Begin

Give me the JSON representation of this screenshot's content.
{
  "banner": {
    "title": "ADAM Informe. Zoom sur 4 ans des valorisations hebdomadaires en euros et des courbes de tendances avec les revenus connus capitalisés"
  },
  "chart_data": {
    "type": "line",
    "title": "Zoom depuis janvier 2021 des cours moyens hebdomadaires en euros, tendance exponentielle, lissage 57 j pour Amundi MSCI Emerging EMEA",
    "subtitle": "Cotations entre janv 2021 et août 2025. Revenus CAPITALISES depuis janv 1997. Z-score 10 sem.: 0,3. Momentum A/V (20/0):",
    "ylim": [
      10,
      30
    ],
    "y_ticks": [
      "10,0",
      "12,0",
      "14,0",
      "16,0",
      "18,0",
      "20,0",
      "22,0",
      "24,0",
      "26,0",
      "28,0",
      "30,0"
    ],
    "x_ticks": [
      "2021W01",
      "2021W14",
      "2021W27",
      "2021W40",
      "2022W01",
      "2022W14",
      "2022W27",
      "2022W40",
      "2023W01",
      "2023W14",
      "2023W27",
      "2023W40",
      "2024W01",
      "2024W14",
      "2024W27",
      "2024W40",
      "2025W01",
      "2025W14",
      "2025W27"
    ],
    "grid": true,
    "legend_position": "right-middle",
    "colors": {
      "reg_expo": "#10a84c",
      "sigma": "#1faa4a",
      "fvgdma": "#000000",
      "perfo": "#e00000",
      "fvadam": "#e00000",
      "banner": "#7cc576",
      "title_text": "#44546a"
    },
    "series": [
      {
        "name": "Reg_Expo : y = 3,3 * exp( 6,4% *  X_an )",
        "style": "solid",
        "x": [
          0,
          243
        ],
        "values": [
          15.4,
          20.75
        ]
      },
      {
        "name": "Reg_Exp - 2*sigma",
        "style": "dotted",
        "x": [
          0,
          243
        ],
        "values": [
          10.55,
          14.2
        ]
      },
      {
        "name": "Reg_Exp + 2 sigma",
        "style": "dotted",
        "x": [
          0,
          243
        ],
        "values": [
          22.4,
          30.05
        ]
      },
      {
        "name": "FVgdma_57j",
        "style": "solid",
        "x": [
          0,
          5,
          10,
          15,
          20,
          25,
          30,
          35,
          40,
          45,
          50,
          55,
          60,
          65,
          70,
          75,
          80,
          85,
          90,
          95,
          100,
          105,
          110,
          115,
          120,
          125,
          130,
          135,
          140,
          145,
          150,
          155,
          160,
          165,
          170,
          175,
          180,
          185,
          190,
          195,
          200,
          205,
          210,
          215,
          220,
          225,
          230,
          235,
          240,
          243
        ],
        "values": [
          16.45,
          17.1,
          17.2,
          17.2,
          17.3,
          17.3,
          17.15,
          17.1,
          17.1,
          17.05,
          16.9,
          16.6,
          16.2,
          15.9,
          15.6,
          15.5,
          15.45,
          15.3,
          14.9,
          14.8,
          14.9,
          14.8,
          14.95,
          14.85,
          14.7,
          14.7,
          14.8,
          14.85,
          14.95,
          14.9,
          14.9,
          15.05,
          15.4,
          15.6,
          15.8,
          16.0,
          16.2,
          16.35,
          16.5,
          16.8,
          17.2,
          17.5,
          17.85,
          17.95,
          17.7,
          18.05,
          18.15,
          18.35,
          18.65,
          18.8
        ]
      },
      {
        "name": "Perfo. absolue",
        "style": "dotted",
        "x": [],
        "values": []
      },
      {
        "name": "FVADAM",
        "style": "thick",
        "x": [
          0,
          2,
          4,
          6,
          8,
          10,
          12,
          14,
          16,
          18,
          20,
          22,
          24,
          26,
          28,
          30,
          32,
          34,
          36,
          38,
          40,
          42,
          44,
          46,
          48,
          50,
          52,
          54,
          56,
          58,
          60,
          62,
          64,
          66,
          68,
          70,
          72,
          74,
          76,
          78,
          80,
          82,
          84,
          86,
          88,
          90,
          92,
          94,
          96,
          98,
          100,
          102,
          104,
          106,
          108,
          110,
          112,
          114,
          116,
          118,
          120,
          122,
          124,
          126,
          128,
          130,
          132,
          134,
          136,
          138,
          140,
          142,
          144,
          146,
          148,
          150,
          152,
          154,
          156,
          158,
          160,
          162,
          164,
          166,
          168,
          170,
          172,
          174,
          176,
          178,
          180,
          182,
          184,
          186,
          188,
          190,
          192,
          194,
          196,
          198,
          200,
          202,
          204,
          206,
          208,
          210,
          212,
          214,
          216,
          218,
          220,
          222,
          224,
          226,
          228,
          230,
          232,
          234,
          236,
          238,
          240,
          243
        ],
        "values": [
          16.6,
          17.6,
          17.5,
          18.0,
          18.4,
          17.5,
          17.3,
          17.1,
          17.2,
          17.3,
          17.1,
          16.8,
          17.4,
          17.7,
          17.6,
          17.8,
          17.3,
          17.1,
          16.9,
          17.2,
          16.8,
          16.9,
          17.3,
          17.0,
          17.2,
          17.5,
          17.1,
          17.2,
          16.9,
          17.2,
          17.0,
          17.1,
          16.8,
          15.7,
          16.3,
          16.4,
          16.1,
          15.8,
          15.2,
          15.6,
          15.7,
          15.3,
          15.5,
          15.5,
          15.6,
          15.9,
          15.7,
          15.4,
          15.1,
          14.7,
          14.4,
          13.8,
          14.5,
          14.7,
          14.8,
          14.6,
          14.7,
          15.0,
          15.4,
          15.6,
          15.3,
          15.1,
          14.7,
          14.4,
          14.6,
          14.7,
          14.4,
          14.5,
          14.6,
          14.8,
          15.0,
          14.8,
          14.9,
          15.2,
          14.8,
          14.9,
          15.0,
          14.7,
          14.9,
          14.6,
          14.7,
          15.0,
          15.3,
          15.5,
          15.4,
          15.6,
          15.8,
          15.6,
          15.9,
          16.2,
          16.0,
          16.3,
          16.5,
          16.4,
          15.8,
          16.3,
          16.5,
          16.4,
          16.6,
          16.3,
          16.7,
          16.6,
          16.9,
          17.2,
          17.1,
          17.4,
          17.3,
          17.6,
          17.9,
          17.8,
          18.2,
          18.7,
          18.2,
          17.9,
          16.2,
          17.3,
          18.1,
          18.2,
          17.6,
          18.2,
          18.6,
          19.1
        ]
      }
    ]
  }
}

End

Go through the listing above and return every line where the word "sigma" occurs.

__Answer to this exercise__:
      "sigma": "#1faa4a",
        "name": "Reg_Exp - 2*sigma",
        "name": "Reg_Exp + 2 sigma",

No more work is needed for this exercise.